#### TASK INSTRUCTIONS
Select the lines that hold the word "color" and copy each one.

[Extracted data entries]
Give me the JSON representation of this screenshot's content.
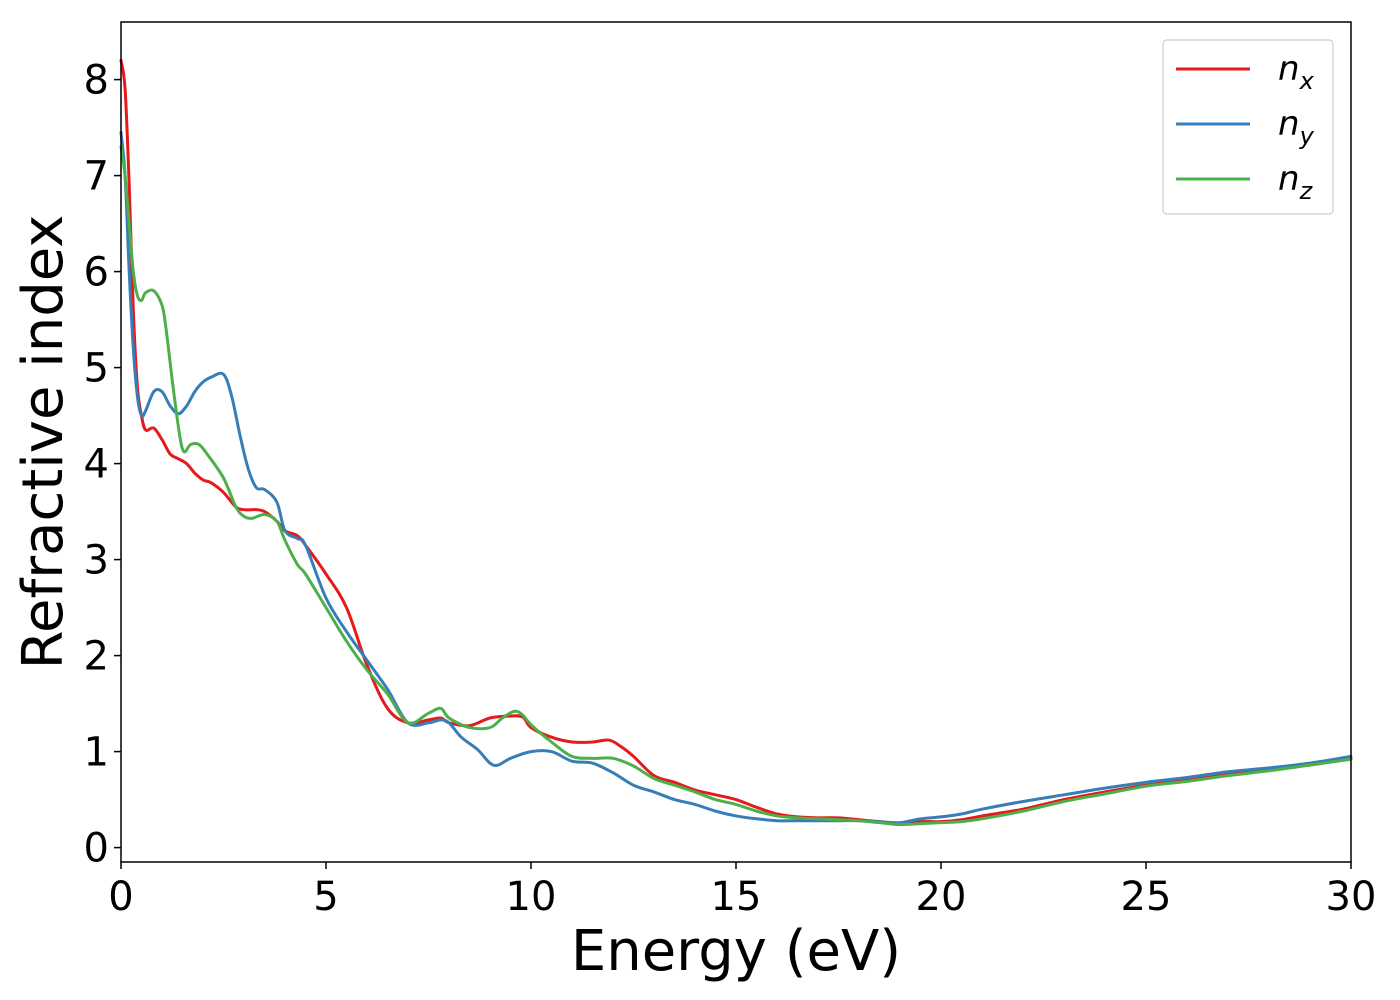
{
  "chart_data": {
    "type": "line",
    "xlabel": "Energy (eV)",
    "ylabel": "Refractive index",
    "xlim": [
      0,
      30
    ],
    "ylim": [
      -0.15,
      8.6
    ],
    "xticks": [
      0,
      5,
      10,
      15,
      20,
      25,
      30
    ],
    "yticks": [
      0,
      1,
      2,
      3,
      4,
      5,
      6,
      7,
      8
    ],
    "grid": false,
    "legend_position": "top-right",
    "series": [
      {
        "name": "n_x",
        "label_main": "n",
        "label_sub": "x",
        "color": "#e41a1c",
        "x": [
          0,
          0.1,
          0.2,
          0.3,
          0.4,
          0.5,
          0.6,
          0.8,
          1.0,
          1.2,
          1.4,
          1.6,
          1.8,
          2.0,
          2.2,
          2.5,
          2.8,
          3.0,
          3.3,
          3.5,
          3.8,
          4.0,
          4.3,
          4.5,
          5.0,
          5.5,
          6.0,
          6.5,
          7.0,
          7.5,
          7.8,
          8.0,
          8.5,
          9.0,
          9.5,
          9.8,
          10.0,
          10.5,
          11.0,
          11.5,
          11.9,
          12.2,
          12.5,
          13.0,
          13.5,
          14.0,
          14.5,
          15.0,
          15.5,
          16.0,
          16.5,
          17.0,
          17.5,
          18.0,
          18.5,
          19.0,
          19.5,
          20.0,
          20.5,
          21.0,
          22.0,
          23.0,
          24.0,
          25.0,
          26.0,
          27.0,
          28.0,
          29.0,
          30.0
        ],
        "values": [
          8.2,
          7.9,
          6.9,
          5.6,
          4.8,
          4.5,
          4.35,
          4.37,
          4.25,
          4.1,
          4.05,
          4.0,
          3.9,
          3.83,
          3.8,
          3.7,
          3.55,
          3.52,
          3.52,
          3.5,
          3.4,
          3.3,
          3.25,
          3.15,
          2.85,
          2.5,
          1.9,
          1.45,
          1.3,
          1.33,
          1.35,
          1.3,
          1.27,
          1.35,
          1.37,
          1.36,
          1.25,
          1.15,
          1.1,
          1.1,
          1.12,
          1.05,
          0.95,
          0.75,
          0.68,
          0.6,
          0.55,
          0.5,
          0.42,
          0.35,
          0.32,
          0.31,
          0.31,
          0.29,
          0.27,
          0.25,
          0.27,
          0.27,
          0.29,
          0.33,
          0.4,
          0.5,
          0.58,
          0.65,
          0.7,
          0.76,
          0.81,
          0.86,
          0.93
        ]
      },
      {
        "name": "n_y",
        "label_main": "n",
        "label_sub": "y",
        "color": "#377eb8",
        "x": [
          0,
          0.1,
          0.2,
          0.3,
          0.4,
          0.5,
          0.6,
          0.8,
          1.0,
          1.2,
          1.4,
          1.6,
          1.8,
          2.0,
          2.2,
          2.5,
          2.7,
          2.9,
          3.1,
          3.3,
          3.5,
          3.8,
          4.0,
          4.3,
          4.5,
          5.0,
          5.5,
          6.0,
          6.5,
          7.0,
          7.5,
          7.8,
          8.0,
          8.3,
          8.7,
          9.0,
          9.2,
          9.5,
          10.0,
          10.5,
          11.0,
          11.5,
          12.0,
          12.5,
          13.0,
          13.5,
          14.0,
          14.5,
          15.0,
          15.5,
          16.0,
          16.5,
          17.0,
          17.5,
          18.0,
          18.5,
          19.0,
          19.5,
          20.0,
          20.5,
          21.0,
          22.0,
          23.0,
          24.0,
          25.0,
          26.0,
          27.0,
          28.0,
          29.0,
          30.0
        ],
        "values": [
          7.45,
          7.0,
          6.0,
          5.2,
          4.7,
          4.5,
          4.55,
          4.75,
          4.75,
          4.6,
          4.52,
          4.6,
          4.75,
          4.85,
          4.9,
          4.93,
          4.7,
          4.3,
          3.95,
          3.75,
          3.73,
          3.6,
          3.3,
          3.22,
          3.15,
          2.6,
          2.25,
          1.95,
          1.65,
          1.3,
          1.3,
          1.33,
          1.3,
          1.15,
          1.02,
          0.88,
          0.86,
          0.93,
          1.0,
          1.0,
          0.9,
          0.88,
          0.78,
          0.65,
          0.58,
          0.5,
          0.45,
          0.38,
          0.33,
          0.3,
          0.28,
          0.28,
          0.28,
          0.28,
          0.28,
          0.27,
          0.26,
          0.3,
          0.32,
          0.35,
          0.4,
          0.48,
          0.55,
          0.62,
          0.68,
          0.73,
          0.79,
          0.83,
          0.88,
          0.95
        ]
      },
      {
        "name": "n_z",
        "label_main": "n",
        "label_sub": "z",
        "color": "#4daf4a",
        "x": [
          0,
          0.1,
          0.2,
          0.3,
          0.4,
          0.5,
          0.6,
          0.8,
          1.0,
          1.1,
          1.3,
          1.5,
          1.7,
          1.9,
          2.1,
          2.5,
          2.8,
          3.0,
          3.2,
          3.5,
          3.8,
          4.0,
          4.3,
          4.5,
          5.0,
          5.5,
          6.0,
          6.5,
          7.0,
          7.5,
          7.8,
          8.0,
          8.5,
          9.0,
          9.3,
          9.6,
          9.8,
          10.0,
          10.5,
          11.0,
          11.5,
          12.0,
          12.5,
          13.0,
          13.5,
          14.0,
          14.5,
          15.0,
          15.5,
          16.0,
          16.5,
          17.0,
          17.5,
          18.0,
          18.5,
          19.0,
          19.5,
          20.0,
          20.5,
          21.0,
          22.0,
          23.0,
          24.0,
          25.0,
          26.0,
          27.0,
          28.0,
          29.0,
          30.0
        ],
        "values": [
          7.3,
          7.0,
          6.5,
          6.0,
          5.75,
          5.7,
          5.78,
          5.8,
          5.65,
          5.4,
          4.7,
          4.15,
          4.2,
          4.2,
          4.1,
          3.85,
          3.55,
          3.45,
          3.43,
          3.47,
          3.4,
          3.2,
          2.95,
          2.85,
          2.5,
          2.15,
          1.85,
          1.6,
          1.3,
          1.4,
          1.45,
          1.35,
          1.25,
          1.25,
          1.35,
          1.42,
          1.38,
          1.28,
          1.1,
          0.95,
          0.93,
          0.93,
          0.85,
          0.72,
          0.65,
          0.58,
          0.5,
          0.45,
          0.38,
          0.33,
          0.31,
          0.3,
          0.29,
          0.28,
          0.26,
          0.24,
          0.25,
          0.26,
          0.27,
          0.3,
          0.38,
          0.48,
          0.56,
          0.64,
          0.69,
          0.75,
          0.8,
          0.86,
          0.92
        ]
      }
    ]
  }
}
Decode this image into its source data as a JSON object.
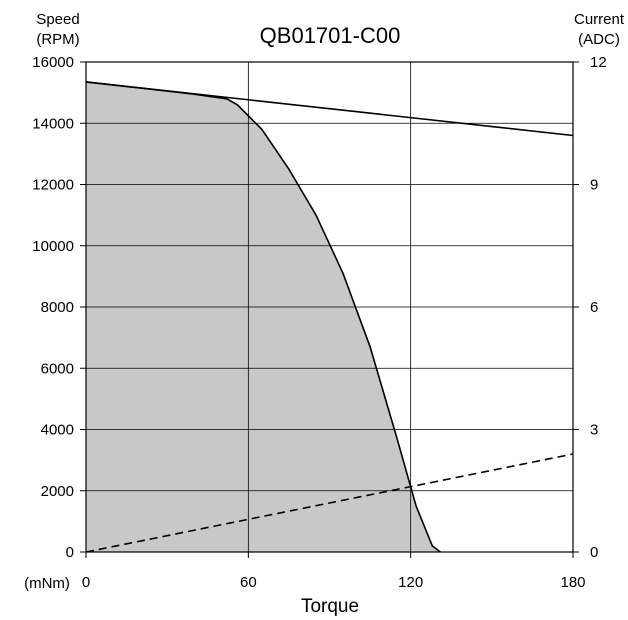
{
  "chart_data": {
    "type": "line",
    "title": "QB01701-C00",
    "left_axis_label_line1": "Speed",
    "left_axis_label_line2": "(RPM)",
    "right_axis_label_line1": "Current",
    "right_axis_label_line2": "(ADC)",
    "xlabel": "Torque",
    "x_unit": "(mNm)",
    "xlim": [
      0,
      180
    ],
    "ylim_left": [
      0,
      16000
    ],
    "ylim_right": [
      0,
      12
    ],
    "x_ticks": [
      0,
      60,
      120,
      180
    ],
    "y_ticks_left": [
      0,
      2000,
      4000,
      6000,
      8000,
      10000,
      12000,
      14000,
      16000
    ],
    "y_ticks_right": [
      0,
      3,
      6,
      9,
      12
    ],
    "grid": true,
    "series": [
      {
        "axis": "left",
        "style": "solid",
        "fill": "#c8c8c8",
        "x": [
          0,
          20,
          40,
          52,
          56,
          65,
          75,
          85,
          95,
          105,
          115,
          122,
          128,
          131
        ],
        "y": [
          15350,
          15150,
          14950,
          14800,
          14600,
          13800,
          12500,
          11000,
          9100,
          6700,
          3700,
          1500,
          200,
          0
        ]
      },
      {
        "axis": "left",
        "style": "solid",
        "x": [
          0,
          180
        ],
        "y": [
          15350,
          13600
        ]
      },
      {
        "axis": "right",
        "style": "dashed",
        "x": [
          0,
          180
        ],
        "y": [
          0,
          2.4
        ]
      }
    ]
  }
}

#### RESULT OF THE TASK
        "color": "#e41a1c",
        "color": "#377eb8",
        "color": "#4daf4a",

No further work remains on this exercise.